## [Provided data]
##############################

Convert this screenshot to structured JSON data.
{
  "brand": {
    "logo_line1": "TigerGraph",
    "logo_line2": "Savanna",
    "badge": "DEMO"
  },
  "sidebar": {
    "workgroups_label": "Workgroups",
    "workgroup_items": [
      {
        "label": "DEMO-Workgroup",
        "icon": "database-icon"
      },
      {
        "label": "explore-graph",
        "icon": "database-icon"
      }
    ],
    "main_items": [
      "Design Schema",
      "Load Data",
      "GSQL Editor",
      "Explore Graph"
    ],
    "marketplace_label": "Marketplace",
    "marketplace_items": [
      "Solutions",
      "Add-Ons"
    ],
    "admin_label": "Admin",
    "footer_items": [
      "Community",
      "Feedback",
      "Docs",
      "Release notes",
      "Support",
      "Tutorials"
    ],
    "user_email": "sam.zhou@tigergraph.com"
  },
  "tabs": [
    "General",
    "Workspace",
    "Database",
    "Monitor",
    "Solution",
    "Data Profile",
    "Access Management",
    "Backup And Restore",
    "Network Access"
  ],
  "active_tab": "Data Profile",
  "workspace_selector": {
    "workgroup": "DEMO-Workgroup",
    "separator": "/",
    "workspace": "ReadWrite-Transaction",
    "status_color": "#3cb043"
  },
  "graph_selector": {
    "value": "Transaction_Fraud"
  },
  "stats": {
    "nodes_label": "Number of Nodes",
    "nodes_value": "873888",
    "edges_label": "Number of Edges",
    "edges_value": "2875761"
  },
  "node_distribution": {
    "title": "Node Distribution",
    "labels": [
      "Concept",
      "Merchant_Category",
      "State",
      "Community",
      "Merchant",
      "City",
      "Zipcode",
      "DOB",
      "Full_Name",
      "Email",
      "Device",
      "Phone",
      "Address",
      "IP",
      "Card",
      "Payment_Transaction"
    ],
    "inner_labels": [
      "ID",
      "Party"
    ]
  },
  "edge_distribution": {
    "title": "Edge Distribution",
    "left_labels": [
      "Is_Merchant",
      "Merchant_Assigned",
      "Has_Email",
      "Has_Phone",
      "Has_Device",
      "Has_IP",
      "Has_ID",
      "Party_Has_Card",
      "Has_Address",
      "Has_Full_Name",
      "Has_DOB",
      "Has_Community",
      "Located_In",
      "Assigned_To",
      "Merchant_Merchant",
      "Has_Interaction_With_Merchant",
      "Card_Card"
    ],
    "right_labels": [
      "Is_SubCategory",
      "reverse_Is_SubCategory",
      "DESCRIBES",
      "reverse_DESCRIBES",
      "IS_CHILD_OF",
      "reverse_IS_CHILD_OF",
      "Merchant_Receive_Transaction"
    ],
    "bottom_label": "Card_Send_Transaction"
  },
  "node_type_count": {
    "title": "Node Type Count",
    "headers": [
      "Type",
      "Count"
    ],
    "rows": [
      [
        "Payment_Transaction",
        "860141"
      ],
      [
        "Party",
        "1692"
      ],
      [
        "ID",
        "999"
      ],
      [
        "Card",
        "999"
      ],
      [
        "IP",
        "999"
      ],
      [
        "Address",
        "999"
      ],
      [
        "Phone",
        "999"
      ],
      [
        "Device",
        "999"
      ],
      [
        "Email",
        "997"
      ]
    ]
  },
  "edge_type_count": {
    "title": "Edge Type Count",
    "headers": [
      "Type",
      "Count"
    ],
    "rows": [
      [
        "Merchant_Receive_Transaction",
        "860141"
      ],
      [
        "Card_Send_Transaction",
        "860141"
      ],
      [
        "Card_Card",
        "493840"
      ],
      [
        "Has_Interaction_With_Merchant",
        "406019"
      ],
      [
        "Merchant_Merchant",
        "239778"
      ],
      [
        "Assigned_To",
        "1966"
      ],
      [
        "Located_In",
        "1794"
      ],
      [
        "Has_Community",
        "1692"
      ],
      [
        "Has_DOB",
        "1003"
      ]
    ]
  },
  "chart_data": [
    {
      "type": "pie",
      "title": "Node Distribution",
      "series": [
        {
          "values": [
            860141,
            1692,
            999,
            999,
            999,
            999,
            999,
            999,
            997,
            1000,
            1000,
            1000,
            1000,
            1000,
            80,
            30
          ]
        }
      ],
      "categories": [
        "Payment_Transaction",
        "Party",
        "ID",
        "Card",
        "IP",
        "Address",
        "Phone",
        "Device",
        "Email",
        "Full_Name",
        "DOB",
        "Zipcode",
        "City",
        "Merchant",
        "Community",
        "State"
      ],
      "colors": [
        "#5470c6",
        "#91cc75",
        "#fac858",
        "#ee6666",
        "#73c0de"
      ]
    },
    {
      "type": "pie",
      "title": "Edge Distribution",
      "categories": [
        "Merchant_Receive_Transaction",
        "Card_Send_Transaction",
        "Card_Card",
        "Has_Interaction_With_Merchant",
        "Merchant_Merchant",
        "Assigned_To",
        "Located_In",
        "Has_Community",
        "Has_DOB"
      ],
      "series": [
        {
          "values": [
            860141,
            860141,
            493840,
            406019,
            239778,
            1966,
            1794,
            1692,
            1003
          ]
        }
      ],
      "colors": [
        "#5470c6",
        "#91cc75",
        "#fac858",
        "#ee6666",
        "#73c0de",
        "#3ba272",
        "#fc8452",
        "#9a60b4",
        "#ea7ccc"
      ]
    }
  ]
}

##############################

## [Aim]
Restate the whole listing exactly, leaving out nothing.

## [Exercise output]
Convert this screenshot to structured JSON data.
{
  "brand": {
    "logo_line1": "TigerGraph",
    "logo_line2": "Savanna",
    "badge": "DEMO"
  },
  "sidebar": {
    "workgroups_label": "Workgroups",
    "workgroup_items": [
      {
        "label": "DEMO-Workgroup",
        "icon": "database-icon"
      },
      {
        "label": "explore-graph",
        "icon": "database-icon"
      }
    ],
    "main_items": [
      "Design Schema",
      "Load Data",
      "GSQL Editor",
      "Explore Graph"
    ],
    "marketplace_label": "Marketplace",
    "marketplace_items": [
      "Solutions",
      "Add-Ons"
    ],
    "admin_label": "Admin",
    "footer_items": [
      "Community",
      "Feedback",
      "Docs",
      "Release notes",
      "Support",
      "Tutorials"
    ],
    "user_email": "sam.zhou@tigergraph.com"
  },
  "tabs": [
    "General",
    "Workspace",
    "Database",
    "Monitor",
    "Solution",
    "Data Profile",
    "Access Management",
    "Backup And Restore",
    "Network Access"
  ],
  "active_tab": "Data Profile",
  "workspace_selector": {
    "workgroup": "DEMO-Workgroup",
    "separator": "/",
    "workspace": "ReadWrite-Transaction",
    "status_color": "#3cb043"
  },
  "graph_selector": {
    "value": "Transaction_Fraud"
  },
  "stats": {
    "nodes_label": "Number of Nodes",
    "nodes_value": "873888",
    "edges_label": "Number of Edges",
    "edges_value": "2875761"
  },
  "node_distribution": {
    "title": "Node Distribution",
    "labels": [
      "Concept",
      "Merchant_Category",
      "State",
      "Community",
      "Merchant",
      "City",
      "Zipcode",
      "DOB",
      "Full_Name",
      "Email",
      "Device",
      "Phone",
      "Address",
      "IP",
      "Card",
      "Payment_Transaction"
    ],
    "inner_labels": [
      "ID",
      "Party"
    ]
  },
  "edge_distribution": {
    "title": "Edge Distribution",
    "left_labels": [
      "Is_Merchant",
      "Merchant_Assigned",
      "Has_Email",
      "Has_Phone",
      "Has_Device",
      "Has_IP",
      "Has_ID",
      "Party_Has_Card",
      "Has_Address",
      "Has_Full_Name",
      "Has_DOB",
      "Has_Community",
      "Located_In",
      "Assigned_To",
      "Merchant_Merchant",
      "Has_Interaction_With_Merchant",
      "Card_Card"
    ],
    "right_labels": [
      "Is_SubCategory",
      "reverse_Is_SubCategory",
      "DESCRIBES",
      "reverse_DESCRIBES",
      "IS_CHILD_OF",
      "reverse_IS_CHILD_OF",
      "Merchant_Receive_Transaction"
    ],
    "bottom_label": "Card_Send_Transaction"
  },
  "node_type_count": {
    "title": "Node Type Count",
    "headers": [
      "Type",
      "Count"
    ],
    "rows": [
      [
        "Payment_Transaction",
        "860141"
      ],
      [
        "Party",
        "1692"
      ],
      [
        "ID",
        "999"
      ],
      [
        "Card",
        "999"
      ],
      [
        "IP",
        "999"
      ],
      [
        "Address",
        "999"
      ],
      [
        "Phone",
        "999"
      ],
      [
        "Device",
        "999"
      ],
      [
        "Email",
        "997"
      ]
    ]
  },
  "edge_type_count": {
    "title": "Edge Type Count",
    "headers": [
      "Type",
      "Count"
    ],
    "rows": [
      [
        "Merchant_Receive_Transaction",
        "860141"
      ],
      [
        "Card_Send_Transaction",
        "860141"
      ],
      [
        "Card_Card",
        "493840"
      ],
      [
        "Has_Interaction_With_Merchant",
        "406019"
      ],
      [
        "Merchant_Merchant",
        "239778"
      ],
      [
        "Assigned_To",
        "1966"
      ],
      [
        "Located_In",
        "1794"
      ],
      [
        "Has_Community",
        "1692"
      ],
      [
        "Has_DOB",
        "1003"
      ]
    ]
  },
  "chart_data": [
    {
      "type": "pie",
      "title": "Node Distribution",
      "series": [
        {
          "values": [
            860141,
            1692,
            999,
            999,
            999,
            999,
            999,
            999,
            997,
            1000,
            1000,
            1000,
            1000,
            1000,
            80,
            30
          ]
        }
      ],
      "categories": [
        "Payment_Transaction",
        "Party",
        "ID",
        "Card",
        "IP",
        "Address",
        "Phone",
        "Device",
        "Email",
        "Full_Name",
        "DOB",
        "Zipcode",
        "City",
        "Merchant",
        "Community",
        "State"
      ],
      "colors": [
        "#5470c6",
        "#91cc75",
        "#fac858",
        "#ee6666",
        "#73c0de"
      ]
    },
    {
      "type": "pie",
      "title": "Edge Distribution",
      "categories": [
        "Merchant_Receive_Transaction",
        "Card_Send_Transaction",
        "Card_Card",
        "Has_Interaction_With_Merchant",
        "Merchant_Merchant",
        "Assigned_To",
        "Located_In",
        "Has_Community",
        "Has_DOB"
      ],
      "series": [
        {
          "values": [
            860141,
            860141,
            493840,
            406019,
            239778,
            1966,
            1794,
            1692,
            1003
          ]
        }
      ],
      "colors": [
        "#5470c6",
        "#91cc75",
        "#fac858",
        "#ee6666",
        "#73c0de",
        "#3ba272",
        "#fc8452",
        "#9a60b4",
        "#ea7ccc"
      ]
    }
  ]
}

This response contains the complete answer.